▶ [What is being asked]: Update the records below by changing "text-line" to "line" everywhere it occurs, leaving every other character as it is.

▶ [Data entries]:
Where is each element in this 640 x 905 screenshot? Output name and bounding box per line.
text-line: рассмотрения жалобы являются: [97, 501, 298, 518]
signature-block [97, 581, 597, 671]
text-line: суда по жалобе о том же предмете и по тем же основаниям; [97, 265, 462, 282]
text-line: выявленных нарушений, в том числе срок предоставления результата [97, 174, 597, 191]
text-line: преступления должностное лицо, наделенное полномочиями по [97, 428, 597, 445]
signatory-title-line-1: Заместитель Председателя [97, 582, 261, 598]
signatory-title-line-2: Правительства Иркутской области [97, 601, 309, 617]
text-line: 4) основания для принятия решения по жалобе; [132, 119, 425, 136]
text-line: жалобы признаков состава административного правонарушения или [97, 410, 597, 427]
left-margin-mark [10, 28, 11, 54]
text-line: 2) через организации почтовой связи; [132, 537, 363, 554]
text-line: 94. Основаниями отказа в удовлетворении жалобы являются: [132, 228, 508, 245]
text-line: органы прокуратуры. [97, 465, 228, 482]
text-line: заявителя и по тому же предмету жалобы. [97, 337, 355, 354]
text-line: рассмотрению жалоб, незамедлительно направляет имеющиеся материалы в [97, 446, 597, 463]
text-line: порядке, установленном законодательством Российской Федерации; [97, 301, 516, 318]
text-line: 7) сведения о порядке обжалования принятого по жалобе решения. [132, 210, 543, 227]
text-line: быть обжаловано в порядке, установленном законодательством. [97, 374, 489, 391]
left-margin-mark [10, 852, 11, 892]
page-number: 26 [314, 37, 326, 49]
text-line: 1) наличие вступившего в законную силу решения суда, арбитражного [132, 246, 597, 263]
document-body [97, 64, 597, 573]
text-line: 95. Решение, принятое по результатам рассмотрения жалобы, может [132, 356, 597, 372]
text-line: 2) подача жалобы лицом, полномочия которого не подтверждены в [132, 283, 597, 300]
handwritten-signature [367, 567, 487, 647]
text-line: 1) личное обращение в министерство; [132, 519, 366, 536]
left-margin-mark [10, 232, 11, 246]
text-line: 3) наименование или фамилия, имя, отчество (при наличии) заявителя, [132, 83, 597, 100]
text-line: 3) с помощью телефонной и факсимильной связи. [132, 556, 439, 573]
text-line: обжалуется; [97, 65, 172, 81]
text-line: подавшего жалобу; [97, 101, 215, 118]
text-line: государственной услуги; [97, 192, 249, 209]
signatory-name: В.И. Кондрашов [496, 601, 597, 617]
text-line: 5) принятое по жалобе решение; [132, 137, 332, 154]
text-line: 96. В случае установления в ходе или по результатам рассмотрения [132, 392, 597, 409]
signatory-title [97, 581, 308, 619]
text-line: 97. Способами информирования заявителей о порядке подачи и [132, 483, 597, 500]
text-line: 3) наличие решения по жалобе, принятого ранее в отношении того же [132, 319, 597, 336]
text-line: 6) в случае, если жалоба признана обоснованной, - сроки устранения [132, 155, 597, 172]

▶ [Reply to the exercise]:
Where is each element in this 640 x 905 screenshot? Output name and bounding box per line.
line: рассмотрения жалобы являются: [97, 501, 298, 518]
signature-block [97, 581, 597, 671]
line: суда по жалобе о том же предмете и по тем же основаниям; [97, 265, 462, 282]
line: выявленных нарушений, в том числе срок предоставления результата [97, 174, 597, 191]
line: преступления должностное лицо, наделенное полномочиями по [97, 428, 597, 445]
signatory-title-line-1: Заместитель Председателя [97, 582, 261, 598]
signatory-title-line-2: Правительства Иркутской области [97, 601, 309, 617]
line: 4) основания для принятия решения по жалобе; [132, 119, 425, 136]
line: жалобы признаков состава административного правонарушения или [97, 410, 597, 427]
left-margin-mark [10, 28, 11, 54]
line: 2) через организации почтовой связи; [132, 537, 363, 554]
line: 94. Основаниями отказа в удовлетворении жалобы являются: [132, 228, 508, 245]
line: органы прокуратуры. [97, 465, 228, 482]
line: заявителя и по тому же предмету жалобы. [97, 337, 355, 354]
line: рассмотрению жалоб, незамедлительно направляет имеющиеся материалы в [97, 446, 597, 463]
line: порядке, установленном законодательством Российской Федерации; [97, 301, 516, 318]
line: 7) сведения о порядке обжалования принятого по жалобе решения. [132, 210, 543, 227]
line: быть обжаловано в порядке, установленном законодательством. [97, 374, 489, 391]
left-margin-mark [10, 852, 11, 892]
page-number: 26 [314, 37, 326, 49]
line: 1) наличие вступившего в законную силу решения суда, арбитражного [132, 246, 597, 263]
document-body [97, 64, 597, 573]
line: 95. Решение, принятое по результатам рассмотрения жалобы, может [132, 356, 597, 372]
line: 2) подача жалобы лицом, полномочия которого не подтверждены в [132, 283, 597, 300]
handwritten-signature [367, 567, 487, 647]
line: 1) личное обращение в министерство; [132, 519, 366, 536]
left-margin-mark [10, 232, 11, 246]
line: 3) наименование или фамилия, имя, отчество (при наличии) заявителя, [132, 83, 597, 100]
line: 3) с помощью телефонной и факсимильной связи. [132, 556, 439, 573]
line: обжалуется; [97, 65, 172, 81]
line: подавшего жалобу; [97, 101, 215, 118]
line: государственной услуги; [97, 192, 249, 209]
signatory-name: В.И. Кондрашов [496, 601, 597, 617]
line: 5) принятое по жалобе решение; [132, 137, 332, 154]
line: 96. В случае установления в ходе или по результатам рассмотрения [132, 392, 597, 409]
signatory-title [97, 581, 308, 619]
line: 97. Способами информирования заявителей о порядке подачи и [132, 483, 597, 500]
line: 3) наличие решения по жалобе, принятого ранее в отношении того же [132, 319, 597, 336]
line: 6) в случае, если жалоба признана обоснованной, - сроки устранения [132, 155, 597, 172]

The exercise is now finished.